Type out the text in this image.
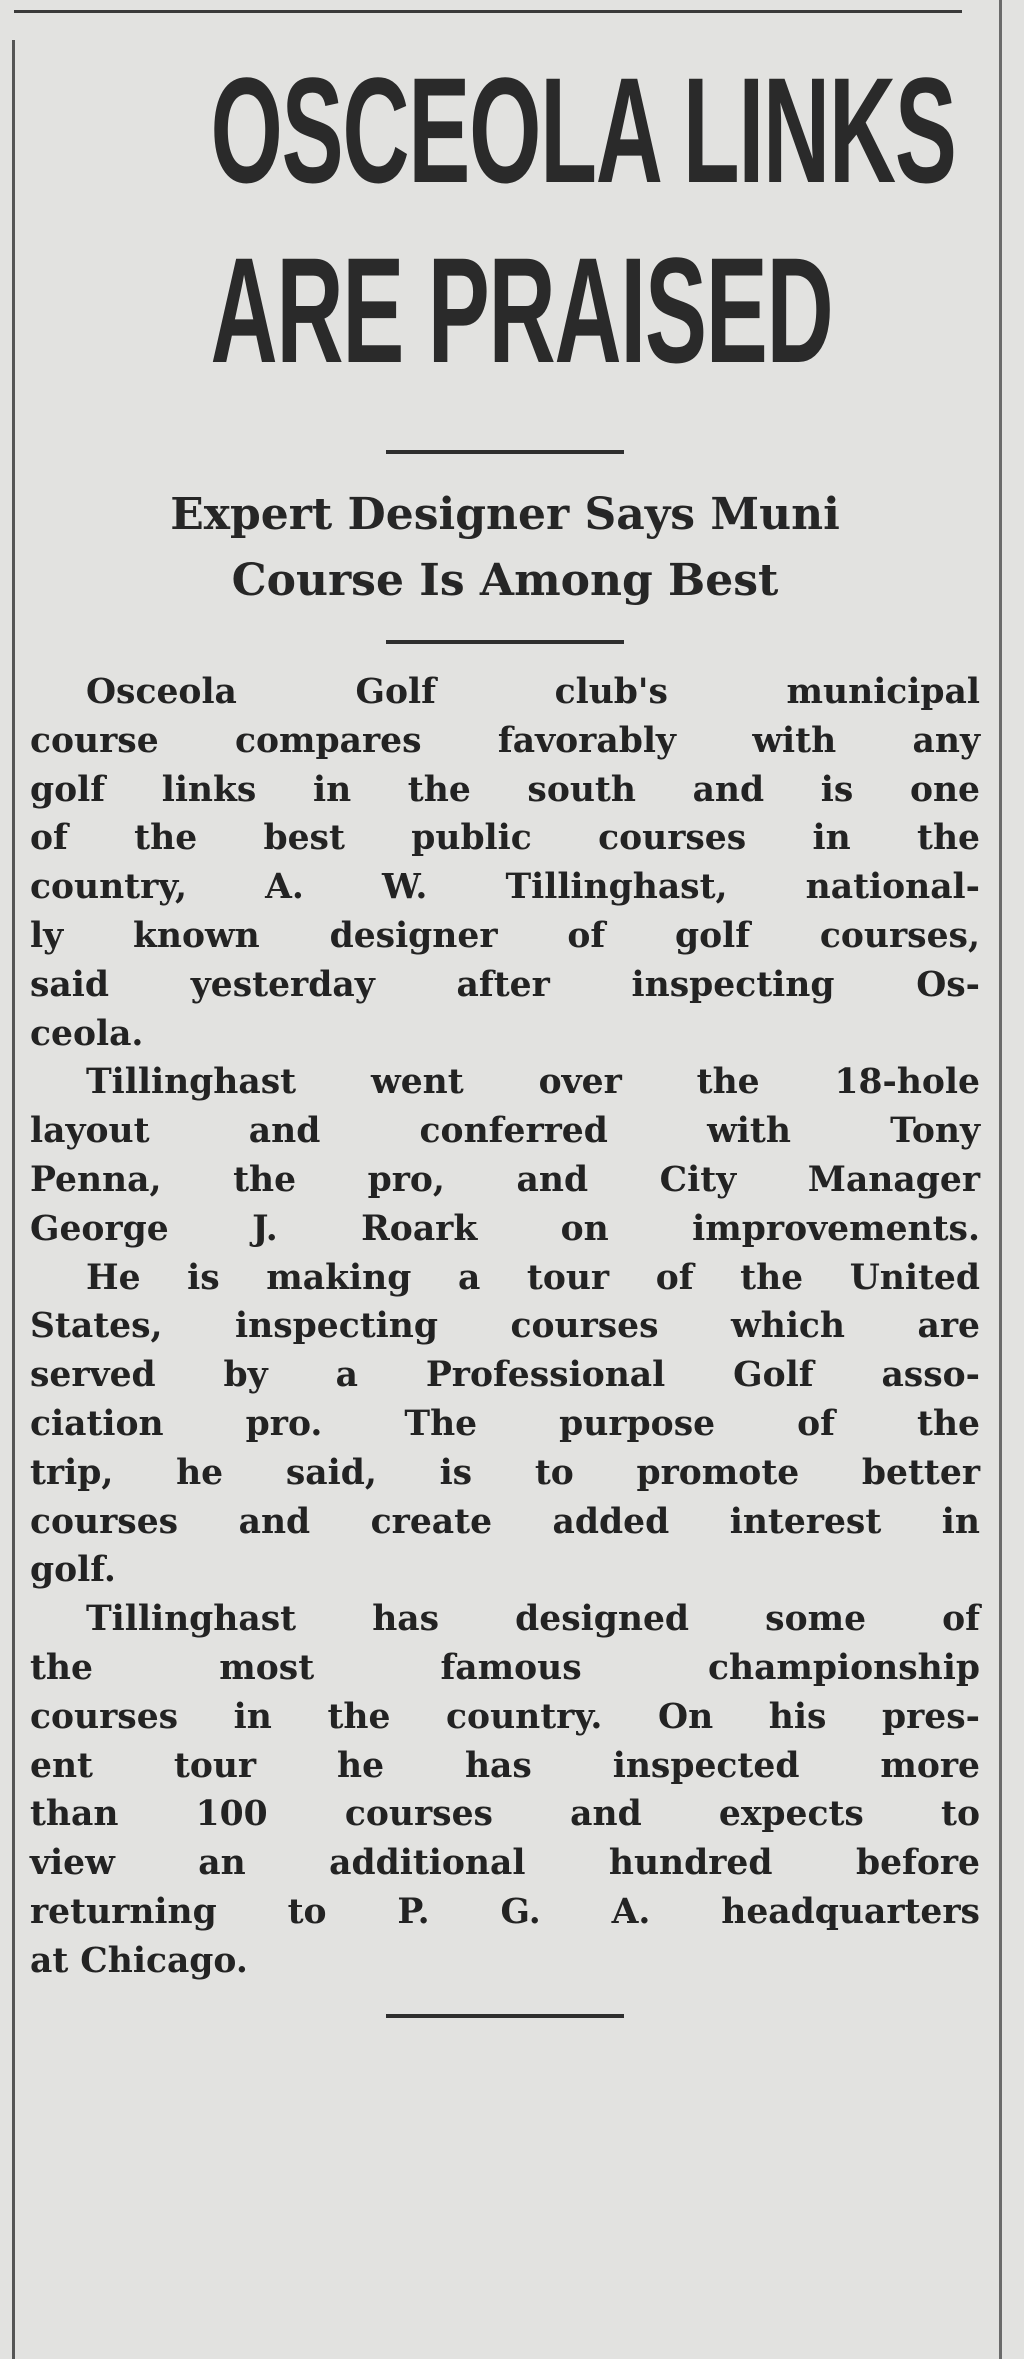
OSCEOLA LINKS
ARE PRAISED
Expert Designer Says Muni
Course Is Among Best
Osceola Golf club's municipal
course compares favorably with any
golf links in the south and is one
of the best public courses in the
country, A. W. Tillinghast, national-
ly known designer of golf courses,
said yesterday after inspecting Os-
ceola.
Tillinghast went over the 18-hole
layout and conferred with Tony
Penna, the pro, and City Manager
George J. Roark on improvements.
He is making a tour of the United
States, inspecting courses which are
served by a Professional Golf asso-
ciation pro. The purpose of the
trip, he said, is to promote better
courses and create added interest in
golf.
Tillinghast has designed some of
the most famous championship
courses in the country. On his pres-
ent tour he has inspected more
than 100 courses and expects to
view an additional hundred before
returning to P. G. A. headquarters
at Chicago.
......
Required task:
Repeat all of the records verbatim, leaving out the pictures.

Solved exercise:
Type out the text in this image.
OSCEOLA LINKS
ARE PRAISED
Expert Designer Says Muni
Course Is Among Best
Osceola Golf club's municipal
course compares favorably with any
golf links in the south and is one
of the best public courses in the
country, A. W. Tillinghast, national-
ly known designer of golf courses,
said yesterday after inspecting Os-
ceola.
Tillinghast went over the 18-hole
layout and conferred with Tony
Penna, the pro, and City Manager
George J. Roark on improvements.
He is making a tour of the United
States, inspecting courses which are
served by a Professional Golf asso-
ciation pro. The purpose of the
trip, he said, is to promote better
courses and create added interest in
golf.
Tillinghast has designed some of
the most famous championship
courses in the country. On his pres-
ent tour he has inspected more
than 100 courses and expects to
view an additional hundred before
returning to P. G. A. headquarters
at Chicago.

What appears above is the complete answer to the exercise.